What needs to be done
Would you retype all of these records exactly?

+++ Available records

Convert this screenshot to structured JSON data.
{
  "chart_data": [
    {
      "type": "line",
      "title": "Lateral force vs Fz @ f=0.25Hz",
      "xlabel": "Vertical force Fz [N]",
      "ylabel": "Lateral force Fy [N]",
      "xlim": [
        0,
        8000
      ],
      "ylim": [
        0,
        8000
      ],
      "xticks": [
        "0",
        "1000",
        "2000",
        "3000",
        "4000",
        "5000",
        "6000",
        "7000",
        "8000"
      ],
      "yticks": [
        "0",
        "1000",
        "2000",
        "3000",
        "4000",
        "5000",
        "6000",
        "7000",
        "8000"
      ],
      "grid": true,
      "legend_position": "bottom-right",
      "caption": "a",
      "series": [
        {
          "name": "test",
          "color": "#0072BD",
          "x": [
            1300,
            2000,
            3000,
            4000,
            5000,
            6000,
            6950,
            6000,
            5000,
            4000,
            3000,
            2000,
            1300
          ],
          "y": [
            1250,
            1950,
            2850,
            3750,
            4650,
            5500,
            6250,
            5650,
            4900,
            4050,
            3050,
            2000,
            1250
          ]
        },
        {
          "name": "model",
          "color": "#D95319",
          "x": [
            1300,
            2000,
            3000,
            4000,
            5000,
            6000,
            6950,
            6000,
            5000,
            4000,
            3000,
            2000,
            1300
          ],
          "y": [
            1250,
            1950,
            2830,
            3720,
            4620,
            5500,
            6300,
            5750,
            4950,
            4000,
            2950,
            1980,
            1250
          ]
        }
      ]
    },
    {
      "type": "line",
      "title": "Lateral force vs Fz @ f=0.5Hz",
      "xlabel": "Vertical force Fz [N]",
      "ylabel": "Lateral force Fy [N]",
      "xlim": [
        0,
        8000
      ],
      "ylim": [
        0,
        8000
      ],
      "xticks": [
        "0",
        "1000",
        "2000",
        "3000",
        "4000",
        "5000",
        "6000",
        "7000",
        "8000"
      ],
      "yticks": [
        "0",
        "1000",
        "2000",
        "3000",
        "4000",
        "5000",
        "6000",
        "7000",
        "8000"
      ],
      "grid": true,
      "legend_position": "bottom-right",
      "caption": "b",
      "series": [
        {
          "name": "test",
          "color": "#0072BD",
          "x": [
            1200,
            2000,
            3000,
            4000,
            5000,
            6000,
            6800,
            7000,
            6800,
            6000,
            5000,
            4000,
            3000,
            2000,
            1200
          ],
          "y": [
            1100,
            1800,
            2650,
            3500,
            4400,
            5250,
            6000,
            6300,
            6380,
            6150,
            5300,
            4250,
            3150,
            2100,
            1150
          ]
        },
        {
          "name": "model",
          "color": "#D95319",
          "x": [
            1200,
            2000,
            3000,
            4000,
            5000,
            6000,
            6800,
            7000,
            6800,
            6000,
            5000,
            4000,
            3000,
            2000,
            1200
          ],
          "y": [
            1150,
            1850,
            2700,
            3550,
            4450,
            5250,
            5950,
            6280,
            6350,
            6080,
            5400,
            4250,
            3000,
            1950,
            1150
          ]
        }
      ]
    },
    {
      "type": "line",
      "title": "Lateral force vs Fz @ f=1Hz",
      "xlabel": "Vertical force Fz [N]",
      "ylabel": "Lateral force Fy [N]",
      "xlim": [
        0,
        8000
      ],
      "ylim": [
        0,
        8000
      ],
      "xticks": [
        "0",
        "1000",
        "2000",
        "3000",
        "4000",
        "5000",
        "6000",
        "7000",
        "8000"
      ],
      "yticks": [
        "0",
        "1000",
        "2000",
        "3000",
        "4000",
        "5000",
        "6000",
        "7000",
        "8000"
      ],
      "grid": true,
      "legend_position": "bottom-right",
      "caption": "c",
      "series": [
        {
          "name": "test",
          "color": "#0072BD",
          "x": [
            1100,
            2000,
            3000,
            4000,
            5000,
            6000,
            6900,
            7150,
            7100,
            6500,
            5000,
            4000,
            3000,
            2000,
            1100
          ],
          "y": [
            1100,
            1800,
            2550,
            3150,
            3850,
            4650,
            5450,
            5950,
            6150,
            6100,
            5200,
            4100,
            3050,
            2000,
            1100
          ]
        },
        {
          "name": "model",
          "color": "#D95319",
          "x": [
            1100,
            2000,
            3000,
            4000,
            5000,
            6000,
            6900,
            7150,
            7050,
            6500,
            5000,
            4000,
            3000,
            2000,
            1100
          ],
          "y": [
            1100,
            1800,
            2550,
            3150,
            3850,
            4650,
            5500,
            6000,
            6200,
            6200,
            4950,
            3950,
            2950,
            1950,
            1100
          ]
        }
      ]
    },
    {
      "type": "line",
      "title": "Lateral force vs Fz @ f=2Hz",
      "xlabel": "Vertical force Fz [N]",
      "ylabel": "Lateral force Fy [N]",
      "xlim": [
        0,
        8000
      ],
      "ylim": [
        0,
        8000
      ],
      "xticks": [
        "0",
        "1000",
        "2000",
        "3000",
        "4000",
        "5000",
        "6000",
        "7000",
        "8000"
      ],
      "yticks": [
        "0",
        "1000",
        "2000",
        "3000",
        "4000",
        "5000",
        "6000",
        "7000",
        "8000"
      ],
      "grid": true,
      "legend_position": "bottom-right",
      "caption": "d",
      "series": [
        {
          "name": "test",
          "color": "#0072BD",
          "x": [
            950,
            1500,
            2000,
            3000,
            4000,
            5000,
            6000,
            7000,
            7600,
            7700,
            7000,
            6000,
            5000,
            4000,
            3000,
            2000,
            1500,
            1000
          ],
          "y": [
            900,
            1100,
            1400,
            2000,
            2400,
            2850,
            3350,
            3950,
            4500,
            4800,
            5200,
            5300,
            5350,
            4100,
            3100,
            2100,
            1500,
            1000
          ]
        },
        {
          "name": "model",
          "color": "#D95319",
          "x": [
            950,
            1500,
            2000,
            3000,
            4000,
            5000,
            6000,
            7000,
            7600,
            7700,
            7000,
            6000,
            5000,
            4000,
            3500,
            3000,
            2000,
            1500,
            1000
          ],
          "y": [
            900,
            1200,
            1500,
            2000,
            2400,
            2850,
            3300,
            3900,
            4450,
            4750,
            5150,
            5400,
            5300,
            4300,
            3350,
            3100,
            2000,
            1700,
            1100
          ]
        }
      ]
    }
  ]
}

++++++

Response to the task
Convert this screenshot to structured JSON data.
{
  "chart_data": [
    {
      "type": "line",
      "title": "Lateral force vs Fz @ f=0.25Hz",
      "xlabel": "Vertical force Fz [N]",
      "ylabel": "Lateral force Fy [N]",
      "xlim": [
        0,
        8000
      ],
      "ylim": [
        0,
        8000
      ],
      "xticks": [
        "0",
        "1000",
        "2000",
        "3000",
        "4000",
        "5000",
        "6000",
        "7000",
        "8000"
      ],
      "yticks": [
        "0",
        "1000",
        "2000",
        "3000",
        "4000",
        "5000",
        "6000",
        "7000",
        "8000"
      ],
      "grid": true,
      "legend_position": "bottom-right",
      "caption": "a",
      "series": [
        {
          "name": "test",
          "color": "#0072BD",
          "x": [
            1300,
            2000,
            3000,
            4000,
            5000,
            6000,
            6950,
            6000,
            5000,
            4000,
            3000,
            2000,
            1300
          ],
          "y": [
            1250,
            1950,
            2850,
            3750,
            4650,
            5500,
            6250,
            5650,
            4900,
            4050,
            3050,
            2000,
            1250
          ]
        },
        {
          "name": "model",
          "color": "#D95319",
          "x": [
            1300,
            2000,
            3000,
            4000,
            5000,
            6000,
            6950,
            6000,
            5000,
            4000,
            3000,
            2000,
            1300
          ],
          "y": [
            1250,
            1950,
            2830,
            3720,
            4620,
            5500,
            6300,
            5750,
            4950,
            4000,
            2950,
            1980,
            1250
          ]
        }
      ]
    },
    {
      "type": "line",
      "title": "Lateral force vs Fz @ f=0.5Hz",
      "xlabel": "Vertical force Fz [N]",
      "ylabel": "Lateral force Fy [N]",
      "xlim": [
        0,
        8000
      ],
      "ylim": [
        0,
        8000
      ],
      "xticks": [
        "0",
        "1000",
        "2000",
        "3000",
        "4000",
        "5000",
        "6000",
        "7000",
        "8000"
      ],
      "yticks": [
        "0",
        "1000",
        "2000",
        "3000",
        "4000",
        "5000",
        "6000",
        "7000",
        "8000"
      ],
      "grid": true,
      "legend_position": "bottom-right",
      "caption": "b",
      "series": [
        {
          "name": "test",
          "color": "#0072BD",
          "x": [
            1200,
            2000,
            3000,
            4000,
            5000,
            6000,
            6800,
            7000,
            6800,
            6000,
            5000,
            4000,
            3000,
            2000,
            1200
          ],
          "y": [
            1100,
            1800,
            2650,
            3500,
            4400,
            5250,
            6000,
            6300,
            6380,
            6150,
            5300,
            4250,
            3150,
            2100,
            1150
          ]
        },
        {
          "name": "model",
          "color": "#D95319",
          "x": [
            1200,
            2000,
            3000,
            4000,
            5000,
            6000,
            6800,
            7000,
            6800,
            6000,
            5000,
            4000,
            3000,
            2000,
            1200
          ],
          "y": [
            1150,
            1850,
            2700,
            3550,
            4450,
            5250,
            5950,
            6280,
            6350,
            6080,
            5400,
            4250,
            3000,
            1950,
            1150
          ]
        }
      ]
    },
    {
      "type": "line",
      "title": "Lateral force vs Fz @ f=1Hz",
      "xlabel": "Vertical force Fz [N]",
      "ylabel": "Lateral force Fy [N]",
      "xlim": [
        0,
        8000
      ],
      "ylim": [
        0,
        8000
      ],
      "xticks": [
        "0",
        "1000",
        "2000",
        "3000",
        "4000",
        "5000",
        "6000",
        "7000",
        "8000"
      ],
      "yticks": [
        "0",
        "1000",
        "2000",
        "3000",
        "4000",
        "5000",
        "6000",
        "7000",
        "8000"
      ],
      "grid": true,
      "legend_position": "bottom-right",
      "caption": "c",
      "series": [
        {
          "name": "test",
          "color": "#0072BD",
          "x": [
            1100,
            2000,
            3000,
            4000,
            5000,
            6000,
            6900,
            7150,
            7100,
            6500,
            5000,
            4000,
            3000,
            2000,
            1100
          ],
          "y": [
            1100,
            1800,
            2550,
            3150,
            3850,
            4650,
            5450,
            5950,
            6150,
            6100,
            5200,
            4100,
            3050,
            2000,
            1100
          ]
        },
        {
          "name": "model",
          "color": "#D95319",
          "x": [
            1100,
            2000,
            3000,
            4000,
            5000,
            6000,
            6900,
            7150,
            7050,
            6500,
            5000,
            4000,
            3000,
            2000,
            1100
          ],
          "y": [
            1100,
            1800,
            2550,
            3150,
            3850,
            4650,
            5500,
            6000,
            6200,
            6200,
            4950,
            3950,
            2950,
            1950,
            1100
          ]
        }
      ]
    },
    {
      "type": "line",
      "title": "Lateral force vs Fz @ f=2Hz",
      "xlabel": "Vertical force Fz [N]",
      "ylabel": "Lateral force Fy [N]",
      "xlim": [
        0,
        8000
      ],
      "ylim": [
        0,
        8000
      ],
      "xticks": [
        "0",
        "1000",
        "2000",
        "3000",
        "4000",
        "5000",
        "6000",
        "7000",
        "8000"
      ],
      "yticks": [
        "0",
        "1000",
        "2000",
        "3000",
        "4000",
        "5000",
        "6000",
        "7000",
        "8000"
      ],
      "grid": true,
      "legend_position": "bottom-right",
      "caption": "d",
      "series": [
        {
          "name": "test",
          "color": "#0072BD",
          "x": [
            950,
            1500,
            2000,
            3000,
            4000,
            5000,
            6000,
            7000,
            7600,
            7700,
            7000,
            6000,
            5000,
            4000,
            3000,
            2000,
            1500,
            1000
          ],
          "y": [
            900,
            1100,
            1400,
            2000,
            2400,
            2850,
            3350,
            3950,
            4500,
            4800,
            5200,
            5300,
            5350,
            4100,
            3100,
            2100,
            1500,
            1000
          ]
        },
        {
          "name": "model",
          "color": "#D95319",
          "x": [
            950,
            1500,
            2000,
            3000,
            4000,
            5000,
            6000,
            7000,
            7600,
            7700,
            7000,
            6000,
            5000,
            4000,
            3500,
            3000,
            2000,
            1500,
            1000
          ],
          "y": [
            900,
            1200,
            1500,
            2000,
            2400,
            2850,
            3300,
            3900,
            4450,
            4750,
            5150,
            5400,
            5300,
            4300,
            3350,
            3100,
            2000,
            1700,
            1100
          ]
        }
      ]
    }
  ]
}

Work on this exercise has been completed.